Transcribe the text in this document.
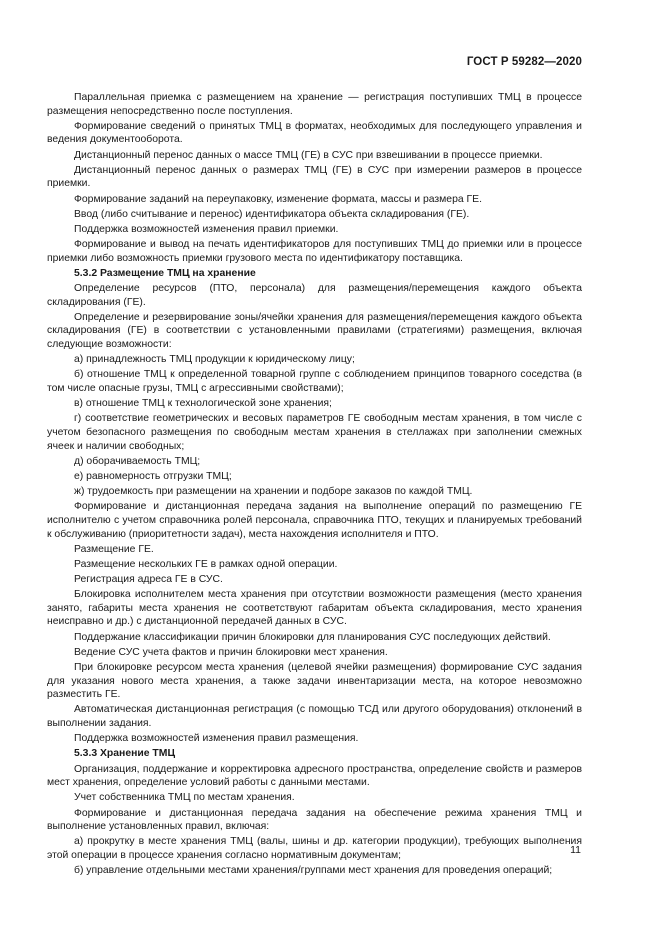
ГОСТ Р 59282—2020

Параллельная приемка с размещением на хранение — регистрация поступивших ТМЦ в процессе размещения непосредственно после поступления.

Формирование сведений о принятых ТМЦ в форматах, необходимых для последующего управления и ведения документооборота.

Дистанционный перенос данных о массе ТМЦ (ГЕ) в СУС при взвешивании в процессе приемки.

Дистанционный перенос данных о размерах ТМЦ (ГЕ) в СУС при измерении размеров в процессе приемки.

Формирование заданий на переупаковку, изменение формата, массы и размера ГЕ.

Ввод (либо считывание и перенос) идентификатора объекта складирования (ГЕ).

Поддержка возможностей изменения правил приемки.

Формирование и вывод на печать идентификаторов для поступивших ТМЦ до приемки или в процессе приемки либо возможность приемки грузового места по идентификатору поставщика.

5.3.2 Размещение ТМЦ на хранение

Определение ресурсов (ПТО, персонала) для размещения/перемещения каждого объекта складирования (ГЕ).

Определение и резервирование зоны/ячейки хранения для размещения/перемещения каждого объекта складирования (ГЕ) в соответствии с установленными правилами (стратегиями) размещения, включая следующие возможности:

а) принадлежность ТМЦ продукции к юридическому лицу;

б) отношение ТМЦ к определенной товарной группе с соблюдением принципов товарного соседства (в том числе опасные грузы, ТМЦ с агрессивными свойствами);

в) отношение ТМЦ к технологической зоне хранения;

г) соответствие геометрических и весовых параметров ГЕ свободным местам хранения, в том числе с учетом безопасного размещения по свободным местам хранения в стеллажах при заполнении смежных ячеек и наличии свободных;

д) оборачиваемость ТМЦ;

е) равномерность отгрузки ТМЦ;

ж) трудоемкость при размещении на хранении и подборе заказов по каждой ТМЦ.

Формирование и дистанционная передача задания на выполнение операций по размещению ГЕ исполнителю с учетом справочника ролей персонала, справочника ПТО, текущих и планируемых требований к обслуживанию (приоритетности задач), места нахождения исполнителя и ПТО.

Размещение ГЕ.

Размещение нескольких ГЕ в рамках одной операции.

Регистрация адреса ГЕ в СУС.

Блокировка исполнителем места хранения при отсутствии возможности размещения (место хранения занято, габариты места хранения не соответствуют габаритам объекта складирования, место хранения неисправно и др.) с дистанционной передачей данных в СУС.

Поддержание классификации причин блокировки для планирования СУС последующих действий.

Ведение СУС учета фактов и причин блокировки мест хранения.

При блокировке ресурсом места хранения (целевой ячейки размещения) формирование СУС задания для указания нового места хранения, а также задачи инвентаризации места, на которое невозможно разместить ГЕ.

Автоматическая дистанционная регистрация (с помощью ТСД или другого оборудования) отклонений в выполнении задания.

Поддержка возможностей изменения правил размещения.

5.3.3 Хранение ТМЦ

Организация, поддержание и корректировка адресного пространства, определение свойств и размеров мест хранения, определение условий работы с данными местами.

Учет собственника ТМЦ по местам хранения.

Формирование и дистанционная передача задания на обеспечение режима хранения ТМЦ и выполнение установленных правил, включая:

а) прокрутку в месте хранения ТМЦ (валы, шины и др. категории продукции), требующих выполнения этой операции в процессе хранения согласно нормативным документам;

б) управление отдельными местами хранения/группами мест хранения для проведения операций;

11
***
> [GIVEN REQUEST]: Go through the data and gather every line that holds "учетом".

> [TASK SOLUTION]:
г) соответствие геометрических и весовых параметров ГЕ свободным местам хранения, в том числе с учетом безопасного размещения по свободным местам хранения в стеллажах при заполнении смежных ячеек и наличии свободных;
Формирование и дистанционная передача задания на выполнение операций по размещению ГЕ исполнителю с учетом справочника ролей персонала, справочника ПТО, текущих и планируемых требований к обслуживанию (приоритетности задач), места нахождения исполнителя и ПТО.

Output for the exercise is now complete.